--- Start of Available records ---

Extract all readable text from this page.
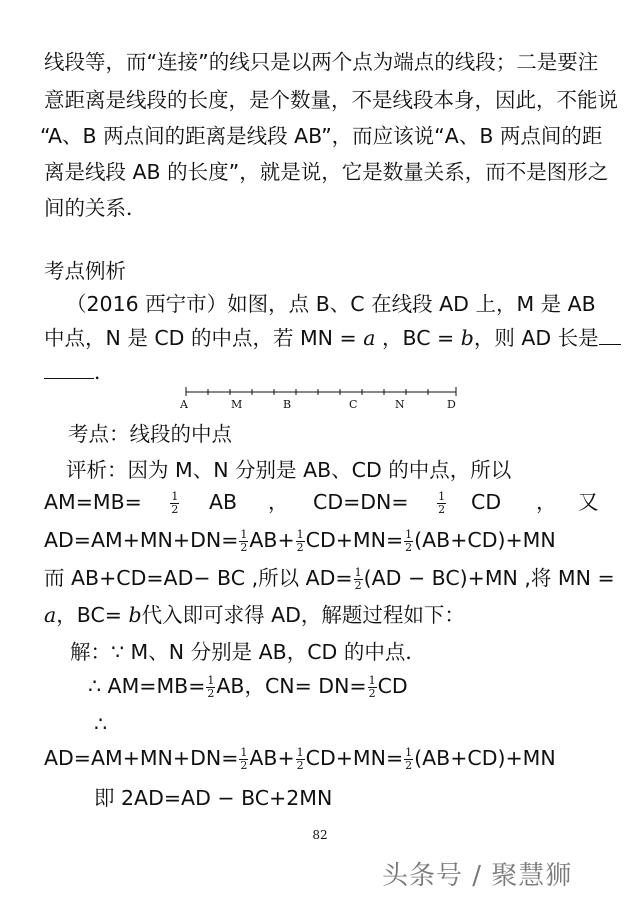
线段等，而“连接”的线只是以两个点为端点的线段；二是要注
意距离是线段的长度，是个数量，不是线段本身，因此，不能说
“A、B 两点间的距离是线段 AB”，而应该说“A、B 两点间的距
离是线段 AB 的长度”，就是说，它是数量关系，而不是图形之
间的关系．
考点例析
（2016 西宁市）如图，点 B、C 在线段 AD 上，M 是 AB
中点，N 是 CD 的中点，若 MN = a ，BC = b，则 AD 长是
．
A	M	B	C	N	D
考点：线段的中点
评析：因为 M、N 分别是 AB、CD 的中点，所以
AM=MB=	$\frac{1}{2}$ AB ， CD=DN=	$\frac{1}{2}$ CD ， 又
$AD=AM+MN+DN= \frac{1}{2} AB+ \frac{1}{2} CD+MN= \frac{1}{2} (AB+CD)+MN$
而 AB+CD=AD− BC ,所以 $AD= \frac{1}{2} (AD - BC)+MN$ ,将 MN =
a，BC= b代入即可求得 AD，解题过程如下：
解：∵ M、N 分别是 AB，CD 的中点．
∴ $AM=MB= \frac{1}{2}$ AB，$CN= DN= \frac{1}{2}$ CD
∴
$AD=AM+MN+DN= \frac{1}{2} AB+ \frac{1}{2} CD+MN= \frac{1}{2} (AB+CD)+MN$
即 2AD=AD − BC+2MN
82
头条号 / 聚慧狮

--- End of Available records ---

Exercise prompt: Skip the pictures, then retype every line above exactly.

Solution below:
Extract all readable text from this page.
线段等，而“连接”的线只是以两个点为端点的线段；二是要注
意距离是线段的长度，是个数量，不是线段本身，因此，不能说
“A、B 两点间的距离是线段 AB”，而应该说“A、B 两点间的距
离是线段 AB 的长度”，就是说，它是数量关系，而不是图形之
间的关系．
考点例析
（2016 西宁市）如图，点 B、C 在线段 AD 上，M 是 AB
中点，N 是 CD 的中点，若 MN = a ，BC = b，则 AD 长是
．
A	M	B	C	N	D
考点：线段的中点
评析：因为 M、N 分别是 AB、CD 的中点，所以
AM=MB=	$\frac{1}{2}$ AB ， CD=DN=	$\frac{1}{2}$ CD ， 又
$AD=AM+MN+DN= \frac{1}{2} AB+ \frac{1}{2} CD+MN= \frac{1}{2} (AB+CD)+MN$
而 AB+CD=AD− BC ,所以 $AD= \frac{1}{2} (AD - BC)+MN$ ,将 MN =
a，BC= b代入即可求得 AD，解题过程如下：
解：∵ M、N 分别是 AB，CD 的中点．
∴ $AM=MB= \frac{1}{2}$ AB，$CN= DN= \frac{1}{2}$ CD
∴
$AD=AM+MN+DN= \frac{1}{2} AB+ \frac{1}{2} CD+MN= \frac{1}{2} (AB+CD)+MN$
即 2AD=AD − BC+2MN
82
头条号 / 聚慧狮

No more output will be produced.